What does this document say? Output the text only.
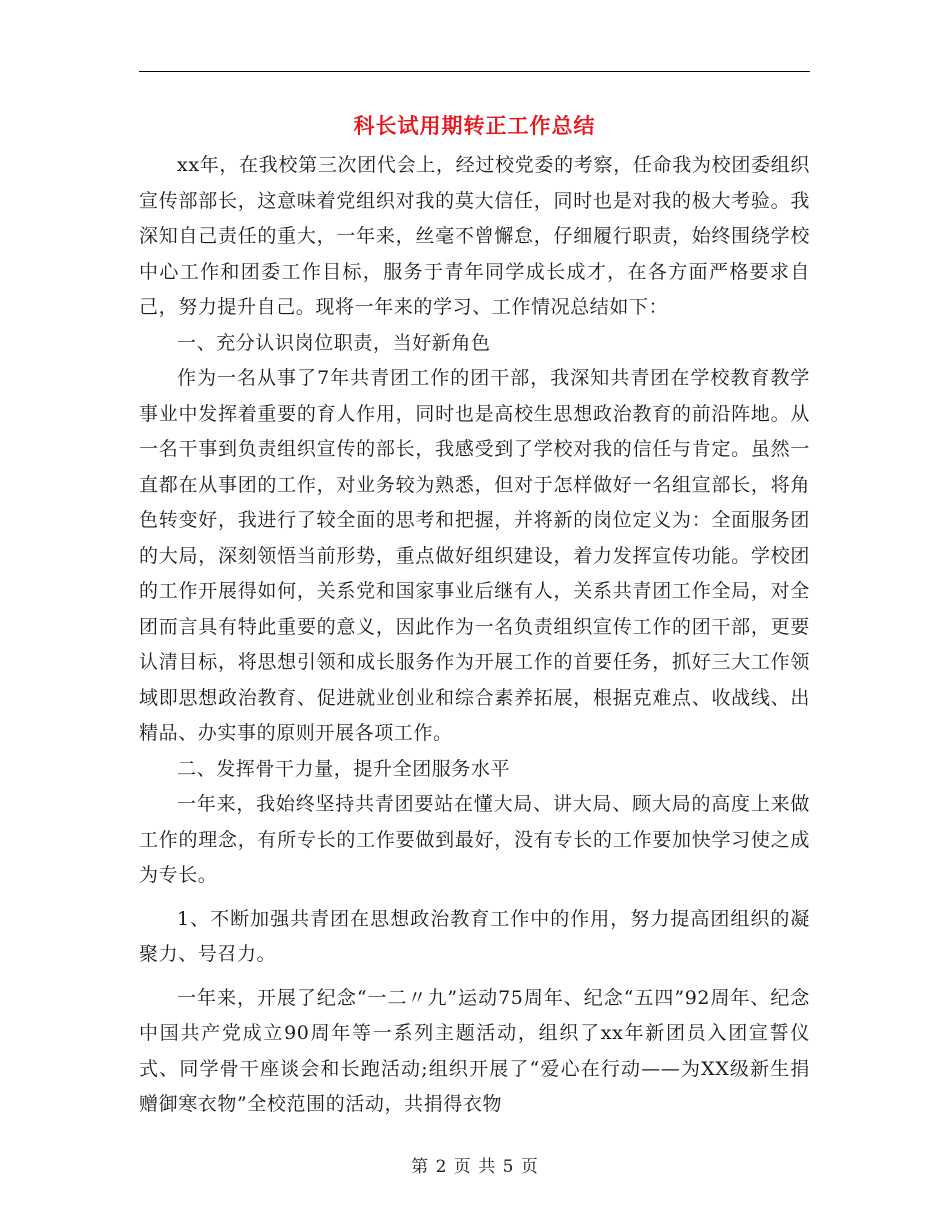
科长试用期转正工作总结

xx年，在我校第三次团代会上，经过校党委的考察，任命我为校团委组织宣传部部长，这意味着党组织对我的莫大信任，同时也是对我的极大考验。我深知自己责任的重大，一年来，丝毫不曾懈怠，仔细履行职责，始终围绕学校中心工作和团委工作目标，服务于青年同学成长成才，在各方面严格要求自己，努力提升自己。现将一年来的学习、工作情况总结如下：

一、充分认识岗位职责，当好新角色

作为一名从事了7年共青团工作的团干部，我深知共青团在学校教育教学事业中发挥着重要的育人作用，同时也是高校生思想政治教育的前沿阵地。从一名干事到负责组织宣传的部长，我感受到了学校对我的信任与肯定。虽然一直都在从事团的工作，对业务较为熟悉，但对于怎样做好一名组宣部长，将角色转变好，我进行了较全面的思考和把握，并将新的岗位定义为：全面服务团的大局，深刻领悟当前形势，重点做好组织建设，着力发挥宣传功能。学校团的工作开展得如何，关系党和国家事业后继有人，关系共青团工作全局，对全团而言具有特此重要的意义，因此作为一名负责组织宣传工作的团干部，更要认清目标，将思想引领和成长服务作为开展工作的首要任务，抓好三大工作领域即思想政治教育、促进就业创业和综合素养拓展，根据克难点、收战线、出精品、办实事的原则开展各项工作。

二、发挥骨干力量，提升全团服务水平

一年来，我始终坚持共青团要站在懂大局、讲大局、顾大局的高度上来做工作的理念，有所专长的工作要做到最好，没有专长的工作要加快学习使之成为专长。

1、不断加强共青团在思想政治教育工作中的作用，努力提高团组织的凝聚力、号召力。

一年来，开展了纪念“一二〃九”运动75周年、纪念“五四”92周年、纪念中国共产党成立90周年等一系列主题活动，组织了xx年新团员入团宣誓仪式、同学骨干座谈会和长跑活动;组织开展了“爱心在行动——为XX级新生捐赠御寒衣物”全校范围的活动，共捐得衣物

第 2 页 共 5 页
☆ ☆ ☆ ☆
* **TASK INSTRUCTIONS**
Repeat each record exactly as shown above, dropping all images.

* **SOLUTION**
What does this document say? Output the text only.
科长试用期转正工作总结

xx年，在我校第三次团代会上，经过校党委的考察，任命我为校团委组织宣传部部长，这意味着党组织对我的莫大信任，同时也是对我的极大考验。我深知自己责任的重大，一年来，丝毫不曾懈怠，仔细履行职责，始终围绕学校中心工作和团委工作目标，服务于青年同学成长成才，在各方面严格要求自己，努力提升自己。现将一年来的学习、工作情况总结如下：

一、充分认识岗位职责，当好新角色

作为一名从事了7年共青团工作的团干部，我深知共青团在学校教育教学事业中发挥着重要的育人作用，同时也是高校生思想政治教育的前沿阵地。从一名干事到负责组织宣传的部长，我感受到了学校对我的信任与肯定。虽然一直都在从事团的工作，对业务较为熟悉，但对于怎样做好一名组宣部长，将角色转变好，我进行了较全面的思考和把握，并将新的岗位定义为：全面服务团的大局，深刻领悟当前形势，重点做好组织建设，着力发挥宣传功能。学校团的工作开展得如何，关系党和国家事业后继有人，关系共青团工作全局，对全团而言具有特此重要的意义，因此作为一名负责组织宣传工作的团干部，更要认清目标，将思想引领和成长服务作为开展工作的首要任务，抓好三大工作领域即思想政治教育、促进就业创业和综合素养拓展，根据克难点、收战线、出精品、办实事的原则开展各项工作。

二、发挥骨干力量，提升全团服务水平

一年来，我始终坚持共青团要站在懂大局、讲大局、顾大局的高度上来做工作的理念，有所专长的工作要做到最好，没有专长的工作要加快学习使之成为专长。

1、不断加强共青团在思想政治教育工作中的作用，努力提高团组织的凝聚力、号召力。

一年来，开展了纪念“一二〃九”运动75周年、纪念“五四”92周年、纪念中国共产党成立90周年等一系列主题活动，组织了xx年新团员入团宣誓仪式、同学骨干座谈会和长跑活动;组织开展了“爱心在行动——为XX级新生捐赠御寒衣物”全校范围的活动，共捐得衣物

第 2 页 共 5 页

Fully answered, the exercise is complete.